=== Task ===
Would you transcribe the listing that follows, character for character, and omit its images?

=== Input rows ===
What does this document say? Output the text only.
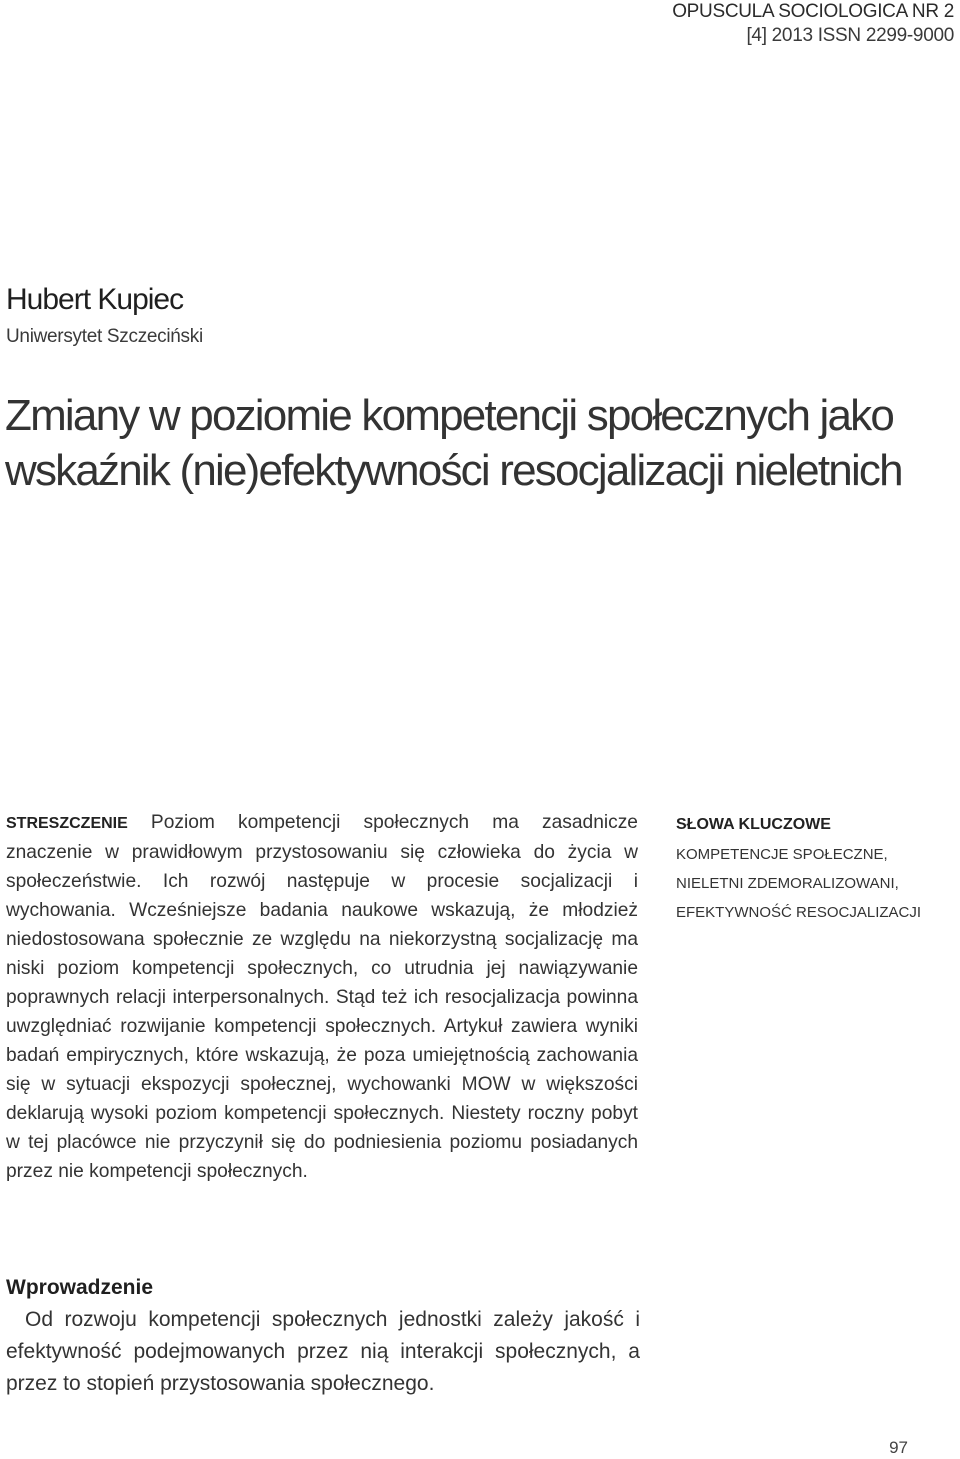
OPUSCULA SOCIOLOGICA NR 2
[4] 2013 ISSN 2299-9000
Hubert Kupiec
Uniwersytet Szczeciński
Zmiany w poziomie kompetencji społecznych jako wskaźnik (nie)efektywności resocjalizacji nieletnich

STRESZCZENIE Poziom kompetencji społecznych ma zasadnicze znaczenie w prawidłowym przystosowaniu się człowieka do życia w społeczeństwie. Ich rozwój następuje w procesie socjalizacji i wychowania. Wcześniejsze badania naukowe wskazują, że młodzież niedostosowana społecznie ze względu na niekorzystną socjalizację ma niski poziom kompetencji społecznych, co utrudnia jej nawiązywanie poprawnych relacji interpersonalnych. Stąd też ich resocjalizacja powinna uwzględniać rozwijanie kompetencji społecznych. Artykuł zawiera wyniki badań empirycznych, które wskazują, że poza umiejętnością zachowania się w sytuacji ekspozycji społecznej, wychowanki MOW w większości deklarują wysoki poziom kompetencji społecznych. Niestety roczny pobyt w tej placówce nie przyczynił się do podniesienia poziomu posiadanych przez nie kompetencji społecznych.

SŁOWA KLUCZOWE
KOMPETENCJE SPOŁECZNE, NIELETNI ZDEMORALIZOWANI, EFEKTYWNOŚĆ RESOCJALIZACJI
Wprowadzenie

Od rozwoju kompetencji społecznych jednostki zależy jakość i efektywność podejmowanych przez nią interakcji społecznych, a przez to stopień przystosowania społecznego.

97
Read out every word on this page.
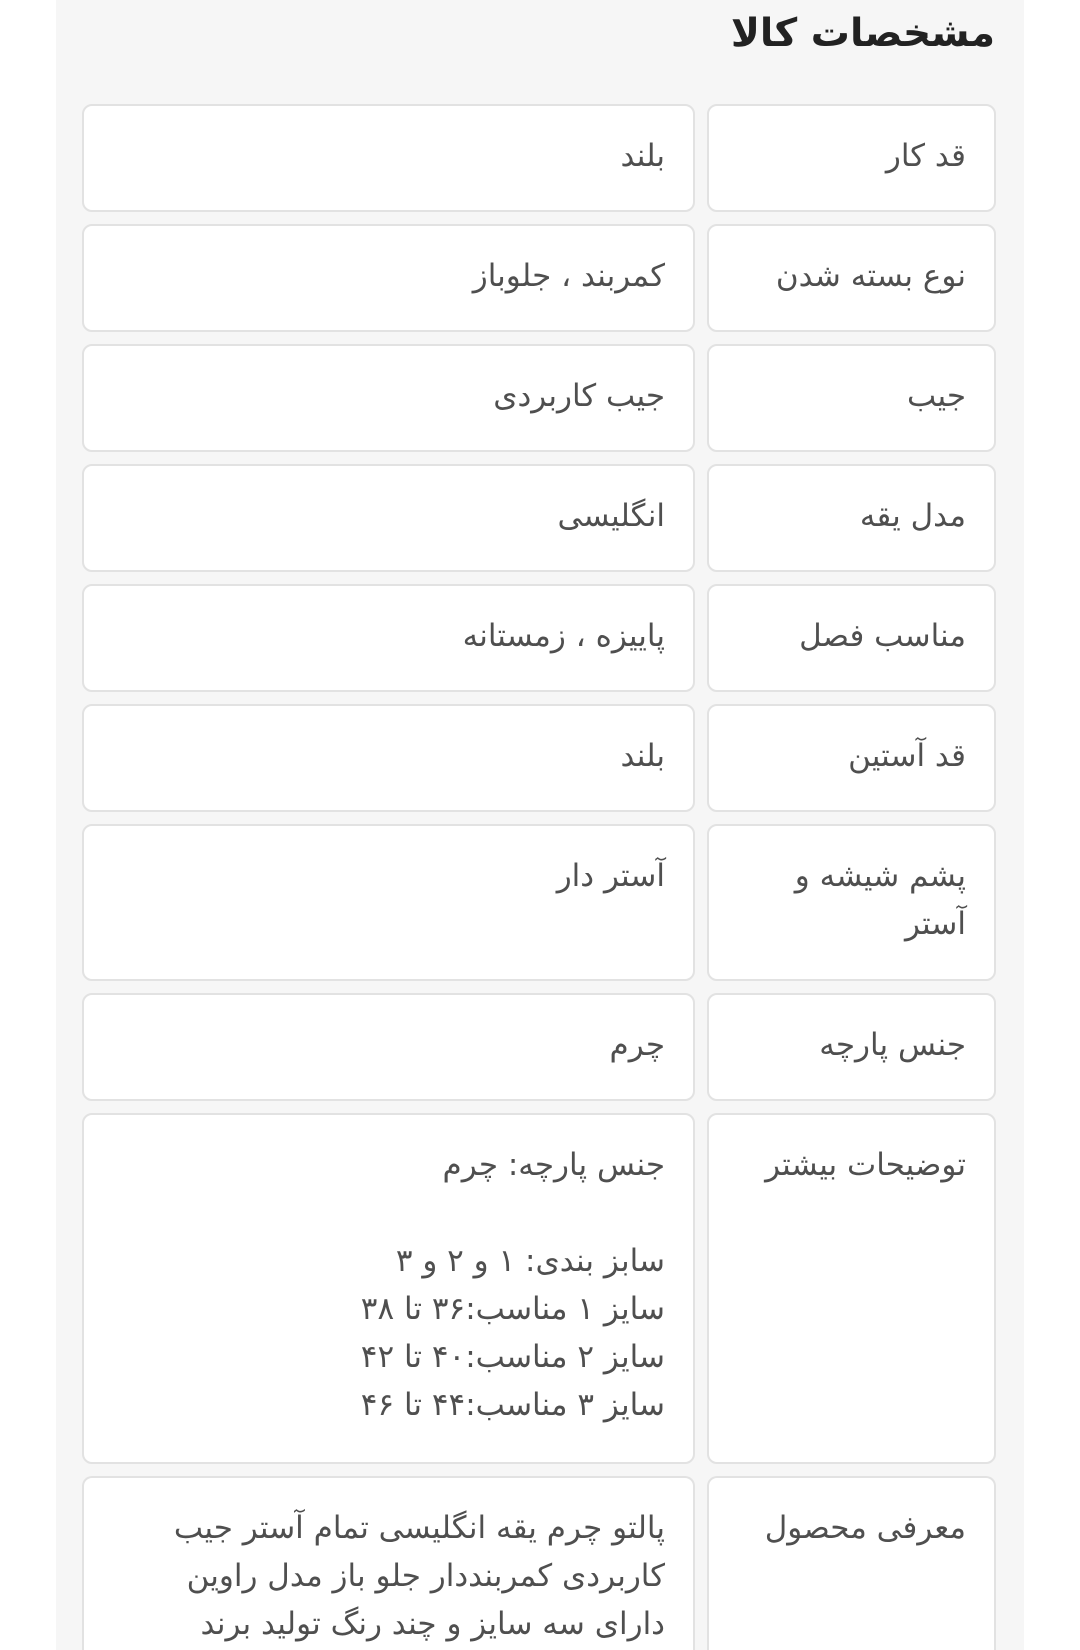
مشخصات کالا
قد کار
بلند
نوع بسته شدن
کمربند ، جلوباز
جیب
جیب کاربردی
مدل یقه
انگلیسی
مناسب فصل
پاییزه ، زمستانه
قد آستین
بلند
پشم شیشه و
آستر
آستر دار
جنس پارچه
چرم
توضیحات بیشتر
جنس پارچه: چرم

سابز بندی: ۱ و ۲ و ۳
سایز ۱ مناسب:۳۶ تا ۳۸
سایز ۲ مناسب:۴۰ تا ۴۲
سایز ۳ مناسب:۴۴ تا ۴۶
معرفی محصول
پالتو چرم یقه انگلیسی تمام آستر جیب
کاربردی کمربنددار جلو باز مدل راوین
دارای سه سایز و چند رنگ تولید برند
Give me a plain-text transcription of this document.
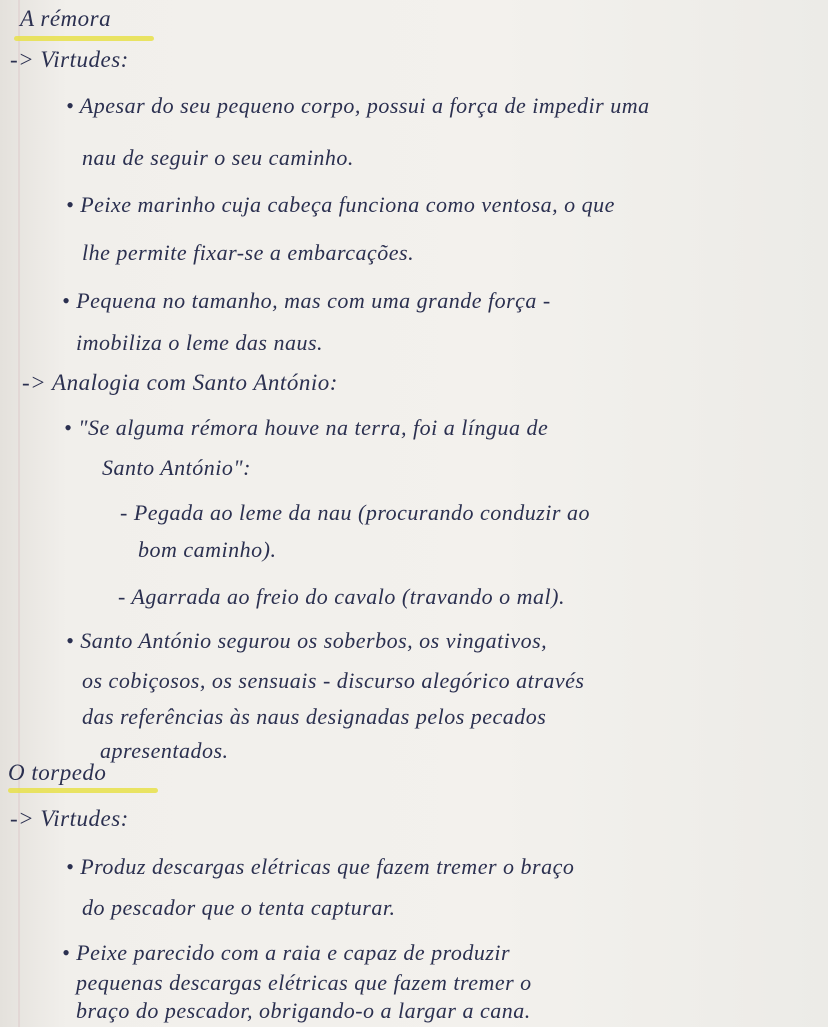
A rémora
-> Virtudes:
• Apesar do seu pequeno corpo, possui a força de impedir uma
nau de seguir o seu caminho.
• Peixe marinho cuja cabeça funciona como ventosa, o que
lhe permite fixar-se a embarcações.
• Pequena no tamanho, mas com uma grande força -
imobiliza o leme das naus.
-> Analogia com Santo António:
• "Se alguma rémora houve na terra, foi a língua de
Santo António":
- Pegada ao leme da nau (procurando conduzir ao
bom caminho).
- Agarrada ao freio do cavalo (travando o mal).
• Santo António segurou os soberbos, os vingativos,
os cobiçosos, os sensuais - discurso alegórico através
das referências às naus designadas pelos pecados
apresentados.
O torpedo
-> Virtudes:
• Produz descargas elétricas que fazem tremer o braço
do pescador que o tenta capturar.
• Peixe parecido com a raia e capaz de produzir
pequenas descargas elétricas que fazem tremer o
braço do pescador, obrigando-o a largar a cana.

=== Answer to this problem ===
What does this document say? Output the text only.
OPUSCULA SOCIOLOGICA NR 2
[4] 2013 ISSN 2299-9000
Hubert Kupiec
Uniwersytet Szczeciński
Zmiany w poziomie kompetencji społecznych jako wskaźnik (nie)efektywności resocjalizacji nieletnich

STRESZCZENIE Poziom kompetencji społecznych ma zasadnicze znaczenie w prawidłowym przystosowaniu się człowieka do życia w społeczeństwie. Ich rozwój następuje w procesie socjalizacji i wychowania. Wcześniejsze badania naukowe wskazują, że młodzież niedostosowana społecznie ze względu na niekorzystną socjalizację ma niski poziom kompetencji społecznych, co utrudnia jej nawiązywanie poprawnych relacji interpersonalnych. Stąd też ich resocjalizacja powinna uwzględniać rozwijanie kompetencji społecznych. Artykuł zawiera wyniki badań empirycznych, które wskazują, że poza umiejętnością zachowania się w sytuacji ekspozycji społecznej, wychowanki MOW w większości deklarują wysoki poziom kompetencji społecznych. Niestety roczny pobyt w tej placówce nie przyczynił się do podniesienia poziomu posiadanych przez nie kompetencji społecznych.

SŁOWA KLUCZOWE
KOMPETENCJE SPOŁECZNE, NIELETNI ZDEMORALIZOWANI, EFEKTYWNOŚĆ RESOCJALIZACJI
Wprowadzenie

Od rozwoju kompetencji społecznych jednostki zależy jakość i efektywność podejmowanych przez nią interakcji społecznych, a przez to stopień przystosowania społecznego.

97
Read out every word on this page.
مشخصات کالا
قد کار
بلند
نوع بسته شدن
کمربند ، جلوباز
جیب
جیب کاربردی
مدل یقه
انگلیسی
مناسب فصل
پاییزه ، زمستانه
قد آستین
بلند
پشم شیشه و
آستر
آستر دار
جنس پارچه
چرم
توضیحات بیشتر
جنس پارچه: چرم

سابز بندی: ۱ و ۲ و ۳
سایز ۱ مناسب:۳۶ تا ۳۸
سایز ۲ مناسب:۴۰ تا ۴۲
سایز ۳ مناسب:۴۴ تا ۴۶
معرفی محصول
پالتو چرم یقه انگلیسی تمام آستر جیب
کاربردی کمربنددار جلو باز مدل راوین
دارای سه سایز و چند رنگ تولید برند
Give me a plain-text transcription of this document.
A rémora
-> Virtudes:
• Apesar do seu pequeno corpo, possui a força de impedir uma
nau de seguir o seu caminho.
• Peixe marinho cuja cabeça funciona como ventosa, o que
lhe permite fixar-se a embarcações.
• Pequena no tamanho, mas com uma grande força -
imobiliza o leme das naus.
-> Analogia com Santo António:
• "Se alguma rémora houve na terra, foi a língua de
Santo António":
- Pegada ao leme da nau (procurando conduzir ao
bom caminho).
- Agarrada ao freio do cavalo (travando o mal).
• Santo António segurou os soberbos, os vingativos,
os cobiçosos, os sensuais - discurso alegórico através
das referências às naus designadas pelos pecados
apresentados.
O torpedo
-> Virtudes:
• Produz descargas elétricas que fazem tremer o braço
do pescador que o tenta capturar.
• Peixe parecido com a raia e capaz de produzir
pequenas descargas elétricas que fazem tremer o
braço do pescador, obrigando-o a largar a cana.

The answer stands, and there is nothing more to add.